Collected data
========================
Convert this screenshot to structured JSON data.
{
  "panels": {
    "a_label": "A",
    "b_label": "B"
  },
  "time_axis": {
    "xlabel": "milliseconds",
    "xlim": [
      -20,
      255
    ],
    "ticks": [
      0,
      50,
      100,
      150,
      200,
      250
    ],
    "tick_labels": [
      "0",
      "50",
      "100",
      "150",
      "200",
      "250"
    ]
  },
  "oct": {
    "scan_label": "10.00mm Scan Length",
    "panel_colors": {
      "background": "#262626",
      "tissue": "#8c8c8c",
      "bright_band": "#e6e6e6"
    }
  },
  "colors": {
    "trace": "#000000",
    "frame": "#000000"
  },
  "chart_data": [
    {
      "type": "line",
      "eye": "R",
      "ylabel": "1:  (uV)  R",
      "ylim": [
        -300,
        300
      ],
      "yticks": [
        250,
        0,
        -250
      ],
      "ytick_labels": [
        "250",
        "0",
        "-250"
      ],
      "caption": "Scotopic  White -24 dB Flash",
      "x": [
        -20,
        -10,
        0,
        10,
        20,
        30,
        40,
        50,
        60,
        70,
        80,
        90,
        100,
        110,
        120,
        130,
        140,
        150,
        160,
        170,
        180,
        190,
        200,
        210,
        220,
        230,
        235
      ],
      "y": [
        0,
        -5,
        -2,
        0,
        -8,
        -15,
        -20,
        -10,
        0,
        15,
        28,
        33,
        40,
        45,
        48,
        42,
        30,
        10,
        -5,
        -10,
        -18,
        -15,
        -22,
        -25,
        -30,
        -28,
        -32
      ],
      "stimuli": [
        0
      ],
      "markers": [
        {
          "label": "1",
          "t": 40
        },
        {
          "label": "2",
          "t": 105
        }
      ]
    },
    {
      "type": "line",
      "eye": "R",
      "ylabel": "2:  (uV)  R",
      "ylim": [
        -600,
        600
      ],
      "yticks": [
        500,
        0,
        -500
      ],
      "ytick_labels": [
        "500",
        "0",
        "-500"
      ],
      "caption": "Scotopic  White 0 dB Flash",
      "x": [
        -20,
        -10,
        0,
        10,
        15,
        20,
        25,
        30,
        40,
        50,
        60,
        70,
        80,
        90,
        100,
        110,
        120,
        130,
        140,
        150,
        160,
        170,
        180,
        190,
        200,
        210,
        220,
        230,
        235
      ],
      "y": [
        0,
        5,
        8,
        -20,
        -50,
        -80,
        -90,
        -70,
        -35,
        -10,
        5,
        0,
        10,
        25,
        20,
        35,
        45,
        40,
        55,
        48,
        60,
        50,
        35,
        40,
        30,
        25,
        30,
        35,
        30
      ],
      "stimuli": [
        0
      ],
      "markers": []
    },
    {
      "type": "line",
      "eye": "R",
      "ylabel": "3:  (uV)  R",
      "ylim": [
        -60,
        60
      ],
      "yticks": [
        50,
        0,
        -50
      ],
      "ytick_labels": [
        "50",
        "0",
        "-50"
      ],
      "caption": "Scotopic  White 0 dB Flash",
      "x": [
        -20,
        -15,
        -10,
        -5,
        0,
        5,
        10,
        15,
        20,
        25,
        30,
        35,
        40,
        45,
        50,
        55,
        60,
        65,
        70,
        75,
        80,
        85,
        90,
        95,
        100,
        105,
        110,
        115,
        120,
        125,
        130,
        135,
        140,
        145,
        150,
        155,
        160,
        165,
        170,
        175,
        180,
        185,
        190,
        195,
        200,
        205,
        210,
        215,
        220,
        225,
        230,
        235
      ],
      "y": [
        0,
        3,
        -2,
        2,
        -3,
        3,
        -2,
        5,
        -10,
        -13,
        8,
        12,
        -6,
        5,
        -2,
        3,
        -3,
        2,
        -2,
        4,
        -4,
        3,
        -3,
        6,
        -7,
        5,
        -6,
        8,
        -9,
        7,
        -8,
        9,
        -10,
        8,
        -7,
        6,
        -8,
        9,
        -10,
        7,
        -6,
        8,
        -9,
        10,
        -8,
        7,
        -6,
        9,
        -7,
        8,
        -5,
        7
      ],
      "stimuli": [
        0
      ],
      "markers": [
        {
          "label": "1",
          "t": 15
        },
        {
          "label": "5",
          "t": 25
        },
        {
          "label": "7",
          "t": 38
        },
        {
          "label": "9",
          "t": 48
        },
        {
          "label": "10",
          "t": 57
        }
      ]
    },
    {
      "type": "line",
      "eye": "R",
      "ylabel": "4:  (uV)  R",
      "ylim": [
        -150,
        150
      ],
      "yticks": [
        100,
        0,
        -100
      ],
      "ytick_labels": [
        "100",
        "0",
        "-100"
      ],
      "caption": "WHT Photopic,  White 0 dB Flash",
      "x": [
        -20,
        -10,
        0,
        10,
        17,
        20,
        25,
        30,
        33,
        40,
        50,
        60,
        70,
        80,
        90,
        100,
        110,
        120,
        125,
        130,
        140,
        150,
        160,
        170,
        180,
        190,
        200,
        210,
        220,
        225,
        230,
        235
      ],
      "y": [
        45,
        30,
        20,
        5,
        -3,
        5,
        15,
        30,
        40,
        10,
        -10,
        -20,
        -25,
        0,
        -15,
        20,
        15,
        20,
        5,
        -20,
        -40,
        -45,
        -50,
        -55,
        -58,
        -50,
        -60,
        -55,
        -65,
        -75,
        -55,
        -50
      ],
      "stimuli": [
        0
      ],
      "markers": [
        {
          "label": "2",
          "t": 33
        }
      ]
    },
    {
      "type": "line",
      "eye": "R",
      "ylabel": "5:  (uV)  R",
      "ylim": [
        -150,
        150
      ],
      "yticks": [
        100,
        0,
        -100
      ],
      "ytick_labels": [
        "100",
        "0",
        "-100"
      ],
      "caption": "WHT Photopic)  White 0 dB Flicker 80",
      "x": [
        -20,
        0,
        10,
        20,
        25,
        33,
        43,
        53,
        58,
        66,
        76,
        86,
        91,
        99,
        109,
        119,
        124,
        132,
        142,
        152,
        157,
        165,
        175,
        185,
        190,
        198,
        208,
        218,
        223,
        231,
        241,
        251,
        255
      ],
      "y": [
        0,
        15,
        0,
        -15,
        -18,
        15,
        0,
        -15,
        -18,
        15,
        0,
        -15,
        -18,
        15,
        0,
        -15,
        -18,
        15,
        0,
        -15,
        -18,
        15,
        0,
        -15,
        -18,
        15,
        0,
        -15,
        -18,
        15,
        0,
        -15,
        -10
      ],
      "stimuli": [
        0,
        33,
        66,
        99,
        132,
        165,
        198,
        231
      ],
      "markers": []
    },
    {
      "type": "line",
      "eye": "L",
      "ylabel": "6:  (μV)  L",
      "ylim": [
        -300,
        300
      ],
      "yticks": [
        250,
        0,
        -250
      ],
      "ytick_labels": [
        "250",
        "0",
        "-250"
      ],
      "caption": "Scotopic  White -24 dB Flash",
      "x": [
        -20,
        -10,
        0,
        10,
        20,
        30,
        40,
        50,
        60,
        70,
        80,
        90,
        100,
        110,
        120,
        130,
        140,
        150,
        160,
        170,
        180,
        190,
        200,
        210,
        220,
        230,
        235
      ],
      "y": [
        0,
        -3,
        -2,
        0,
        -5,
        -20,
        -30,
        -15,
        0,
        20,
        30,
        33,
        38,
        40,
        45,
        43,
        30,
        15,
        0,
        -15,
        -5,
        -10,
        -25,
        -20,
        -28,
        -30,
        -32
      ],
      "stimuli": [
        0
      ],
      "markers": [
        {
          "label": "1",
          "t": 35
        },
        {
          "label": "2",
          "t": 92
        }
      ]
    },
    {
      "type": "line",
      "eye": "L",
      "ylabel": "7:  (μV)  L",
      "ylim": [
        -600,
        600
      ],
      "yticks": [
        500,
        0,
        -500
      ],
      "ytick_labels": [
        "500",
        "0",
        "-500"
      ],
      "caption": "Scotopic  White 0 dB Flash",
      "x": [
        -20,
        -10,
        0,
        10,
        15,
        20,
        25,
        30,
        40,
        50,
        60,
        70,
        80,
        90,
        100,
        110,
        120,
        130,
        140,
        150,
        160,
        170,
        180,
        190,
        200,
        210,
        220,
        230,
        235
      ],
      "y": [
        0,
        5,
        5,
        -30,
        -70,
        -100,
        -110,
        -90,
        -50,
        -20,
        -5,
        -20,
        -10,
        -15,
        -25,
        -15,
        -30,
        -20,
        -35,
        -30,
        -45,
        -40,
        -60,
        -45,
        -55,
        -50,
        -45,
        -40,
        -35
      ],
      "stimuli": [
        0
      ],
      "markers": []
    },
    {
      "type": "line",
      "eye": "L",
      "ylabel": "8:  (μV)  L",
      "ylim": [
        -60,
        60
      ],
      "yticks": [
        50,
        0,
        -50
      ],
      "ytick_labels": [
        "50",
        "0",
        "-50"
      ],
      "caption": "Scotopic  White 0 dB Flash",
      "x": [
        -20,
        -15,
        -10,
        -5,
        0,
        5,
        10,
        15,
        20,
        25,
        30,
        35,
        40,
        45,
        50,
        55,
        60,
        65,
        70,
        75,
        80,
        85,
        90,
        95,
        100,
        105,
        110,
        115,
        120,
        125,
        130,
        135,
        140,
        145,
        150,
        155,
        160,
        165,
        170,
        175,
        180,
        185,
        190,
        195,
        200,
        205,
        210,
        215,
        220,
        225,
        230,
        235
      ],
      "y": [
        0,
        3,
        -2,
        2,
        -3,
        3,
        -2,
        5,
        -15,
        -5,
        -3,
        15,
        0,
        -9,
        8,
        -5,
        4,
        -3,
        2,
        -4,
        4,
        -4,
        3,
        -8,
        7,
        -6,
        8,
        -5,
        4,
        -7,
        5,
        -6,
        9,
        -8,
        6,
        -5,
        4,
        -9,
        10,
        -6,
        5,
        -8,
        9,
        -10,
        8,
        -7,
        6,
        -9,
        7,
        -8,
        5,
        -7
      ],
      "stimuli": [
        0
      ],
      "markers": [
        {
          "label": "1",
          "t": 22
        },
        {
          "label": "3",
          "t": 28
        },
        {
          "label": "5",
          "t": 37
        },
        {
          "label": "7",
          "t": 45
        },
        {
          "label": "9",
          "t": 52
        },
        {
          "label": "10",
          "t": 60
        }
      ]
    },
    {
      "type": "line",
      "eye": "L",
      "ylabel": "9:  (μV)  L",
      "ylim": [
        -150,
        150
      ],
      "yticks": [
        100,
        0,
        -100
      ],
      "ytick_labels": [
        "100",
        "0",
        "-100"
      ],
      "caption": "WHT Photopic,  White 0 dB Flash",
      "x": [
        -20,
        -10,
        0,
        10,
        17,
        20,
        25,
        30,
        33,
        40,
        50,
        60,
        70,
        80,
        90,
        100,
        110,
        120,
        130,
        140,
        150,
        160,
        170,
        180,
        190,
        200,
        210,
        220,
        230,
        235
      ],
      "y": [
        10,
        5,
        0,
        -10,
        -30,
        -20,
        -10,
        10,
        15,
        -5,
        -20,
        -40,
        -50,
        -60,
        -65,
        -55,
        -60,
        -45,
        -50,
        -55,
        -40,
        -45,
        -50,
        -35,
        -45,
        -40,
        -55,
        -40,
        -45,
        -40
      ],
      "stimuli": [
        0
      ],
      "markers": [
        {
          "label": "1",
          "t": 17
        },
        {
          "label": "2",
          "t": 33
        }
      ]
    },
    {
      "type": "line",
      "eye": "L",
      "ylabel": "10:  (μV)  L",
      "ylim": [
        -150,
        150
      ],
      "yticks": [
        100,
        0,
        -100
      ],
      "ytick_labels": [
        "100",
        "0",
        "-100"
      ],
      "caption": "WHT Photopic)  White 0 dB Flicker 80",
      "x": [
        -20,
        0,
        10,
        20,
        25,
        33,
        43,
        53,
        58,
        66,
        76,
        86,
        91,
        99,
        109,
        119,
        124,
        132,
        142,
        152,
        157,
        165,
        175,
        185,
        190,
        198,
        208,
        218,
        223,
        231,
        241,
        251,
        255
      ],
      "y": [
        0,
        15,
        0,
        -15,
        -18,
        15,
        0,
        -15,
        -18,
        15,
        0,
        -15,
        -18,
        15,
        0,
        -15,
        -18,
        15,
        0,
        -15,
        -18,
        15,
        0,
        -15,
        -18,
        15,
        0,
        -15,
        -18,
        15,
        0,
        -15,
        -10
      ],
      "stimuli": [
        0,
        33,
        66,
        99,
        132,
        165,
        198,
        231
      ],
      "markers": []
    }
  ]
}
========================
■ Short problem ■
Say how many lines of the data include the string "ylabel". Nothing other than the number should be given.

■ Answer to this exercise ■
10